*** Data provided

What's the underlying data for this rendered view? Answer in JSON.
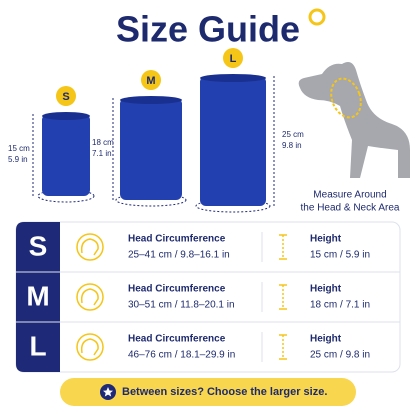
{
  "title": "Size Guide",
  "sizes": [
    {
      "label": "S",
      "height_cm": "15 cm",
      "height_in": "5.9 in"
    },
    {
      "label": "M",
      "height_cm": "18 cm",
      "height_in": "7.1 in"
    },
    {
      "label": "L",
      "height_cm": "25 cm",
      "height_in": "9.8 in"
    }
  ],
  "measure_note": [
    "Measure Around",
    "the Head & Neck Area"
  ],
  "table": {
    "rows": [
      {
        "size": "S",
        "head_title": "Head Circumference",
        "head_value": "25–41 cm / 9.8–16.1 in",
        "height_title": "Height",
        "height_value": "15 cm / 5.9 in"
      },
      {
        "size": "M",
        "head_title": "Head Circumference",
        "head_value": "30–51 cm / 11.8–20.1 in",
        "height_title": "Height",
        "height_value": "18 cm / 7.1 in"
      },
      {
        "size": "L",
        "head_title": "Head Circumference",
        "head_value": "46–76 cm / 18.1–29.9 in",
        "height_title": "Height",
        "height_value": "25 cm / 9.8 in"
      }
    ]
  },
  "footer": "Between sizes? Choose the larger size."
}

******

| Work to complete |
Look over the listing. Pull out every line with the string "sizes" in it.

| Result of the exercise |
  "sizes": [
  "footer": "Between sizes? Choose the larger size."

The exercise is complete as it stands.